Restate word for word the lines from the one containing "Give me a plain-text" through the end of the listing below, with both ends included.

★ ★ ★ ★

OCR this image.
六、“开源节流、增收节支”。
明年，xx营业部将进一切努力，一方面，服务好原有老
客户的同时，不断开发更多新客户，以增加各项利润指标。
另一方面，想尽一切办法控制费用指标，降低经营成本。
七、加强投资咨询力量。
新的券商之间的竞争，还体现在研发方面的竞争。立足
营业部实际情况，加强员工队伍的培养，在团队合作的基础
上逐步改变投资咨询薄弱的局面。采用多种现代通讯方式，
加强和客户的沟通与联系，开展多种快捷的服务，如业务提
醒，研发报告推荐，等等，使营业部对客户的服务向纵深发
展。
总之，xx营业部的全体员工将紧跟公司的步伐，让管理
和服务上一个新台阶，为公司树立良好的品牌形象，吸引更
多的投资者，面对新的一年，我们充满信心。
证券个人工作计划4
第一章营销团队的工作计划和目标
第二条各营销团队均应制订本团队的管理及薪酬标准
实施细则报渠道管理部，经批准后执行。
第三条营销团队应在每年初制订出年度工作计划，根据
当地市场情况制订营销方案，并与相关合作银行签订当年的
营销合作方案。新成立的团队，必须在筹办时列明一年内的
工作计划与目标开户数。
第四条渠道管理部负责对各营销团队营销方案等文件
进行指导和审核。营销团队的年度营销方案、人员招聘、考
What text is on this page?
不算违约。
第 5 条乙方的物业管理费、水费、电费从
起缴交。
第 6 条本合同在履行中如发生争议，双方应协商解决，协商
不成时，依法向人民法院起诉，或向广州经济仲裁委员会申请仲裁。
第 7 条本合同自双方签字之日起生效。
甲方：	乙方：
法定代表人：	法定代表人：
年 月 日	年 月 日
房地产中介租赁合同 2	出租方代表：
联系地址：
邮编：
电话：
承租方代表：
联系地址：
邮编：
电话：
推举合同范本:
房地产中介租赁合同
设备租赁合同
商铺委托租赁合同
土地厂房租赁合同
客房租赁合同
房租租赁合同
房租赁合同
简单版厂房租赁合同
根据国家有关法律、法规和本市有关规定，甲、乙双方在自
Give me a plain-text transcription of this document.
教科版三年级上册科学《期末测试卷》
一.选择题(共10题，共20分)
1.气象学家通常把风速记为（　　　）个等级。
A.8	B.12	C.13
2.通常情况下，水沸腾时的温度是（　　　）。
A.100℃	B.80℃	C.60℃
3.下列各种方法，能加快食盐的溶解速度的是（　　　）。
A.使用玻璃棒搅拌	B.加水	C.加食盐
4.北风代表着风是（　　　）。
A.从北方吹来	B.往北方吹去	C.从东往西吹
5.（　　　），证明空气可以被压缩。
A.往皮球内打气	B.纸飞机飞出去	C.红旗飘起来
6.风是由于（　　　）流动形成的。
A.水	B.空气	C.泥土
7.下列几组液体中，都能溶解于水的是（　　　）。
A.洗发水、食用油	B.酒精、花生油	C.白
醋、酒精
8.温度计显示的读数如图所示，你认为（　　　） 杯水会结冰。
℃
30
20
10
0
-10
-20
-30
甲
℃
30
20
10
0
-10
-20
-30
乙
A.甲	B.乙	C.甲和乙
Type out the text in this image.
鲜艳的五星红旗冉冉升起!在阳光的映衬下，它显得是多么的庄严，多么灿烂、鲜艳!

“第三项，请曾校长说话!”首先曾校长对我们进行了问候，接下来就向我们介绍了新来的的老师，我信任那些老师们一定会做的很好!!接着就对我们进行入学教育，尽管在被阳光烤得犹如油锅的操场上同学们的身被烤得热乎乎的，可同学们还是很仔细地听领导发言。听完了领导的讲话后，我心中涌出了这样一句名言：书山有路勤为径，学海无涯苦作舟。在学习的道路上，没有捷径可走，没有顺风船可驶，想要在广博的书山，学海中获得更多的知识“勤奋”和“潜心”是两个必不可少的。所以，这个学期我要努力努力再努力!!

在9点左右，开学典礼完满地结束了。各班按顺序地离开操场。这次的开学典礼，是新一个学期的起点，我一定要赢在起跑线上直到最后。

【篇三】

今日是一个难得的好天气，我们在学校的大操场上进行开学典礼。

★ ★ ★ ★

## TASK ANSWER
Give me a plain-text transcription of this document.
教科版三年级上册科学《期末测试卷》
一.选择题(共10题，共20分)
1.气象学家通常把风速记为（　　　）个等级。
A.8	B.12	C.13
2.通常情况下，水沸腾时的温度是（　　　）。
A.100℃	B.80℃	C.60℃
3.下列各种方法，能加快食盐的溶解速度的是（　　　）。
A.使用玻璃棒搅拌	B.加水	C.加食盐
4.北风代表着风是（　　　）。
A.从北方吹来	B.往北方吹去	C.从东往西吹
5.（　　　），证明空气可以被压缩。
A.往皮球内打气	B.纸飞机飞出去	C.红旗飘起来
6.风是由于（　　　）流动形成的。
A.水	B.空气	C.泥土
7.下列几组液体中，都能溶解于水的是（　　　）。
A.洗发水、食用油	B.酒精、花生油	C.白
醋、酒精
8.温度计显示的读数如图所示，你认为（　　　） 杯水会结冰。
℃
30
20
10
0
-10
-20
-30
甲
℃
30
20
10
0
-10
-20
-30
乙
A.甲	B.乙	C.甲和乙
Type out the text in this image.
鲜艳的五星红旗冉冉升起!在阳光的映衬下，它显得是多么的庄严，多么灿烂、鲜艳!

“第三项，请曾校长说话!”首先曾校长对我们进行了问候，接下来就向我们介绍了新来的的老师，我信任那些老师们一定会做的很好!!接着就对我们进行入学教育，尽管在被阳光烤得犹如油锅的操场上同学们的身被烤得热乎乎的，可同学们还是很仔细地听领导发言。听完了领导的讲话后，我心中涌出了这样一句名言：书山有路勤为径，学海无涯苦作舟。在学习的道路上，没有捷径可走，没有顺风船可驶，想要在广博的书山，学海中获得更多的知识“勤奋”和“潜心”是两个必不可少的。所以，这个学期我要努力努力再努力!!

在9点左右，开学典礼完满地结束了。各班按顺序地离开操场。这次的开学典礼，是新一个学期的起点，我一定要赢在起跑线上直到最后。

【篇三】

今日是一个难得的好天气，我们在学校的大操场上进行开学典礼。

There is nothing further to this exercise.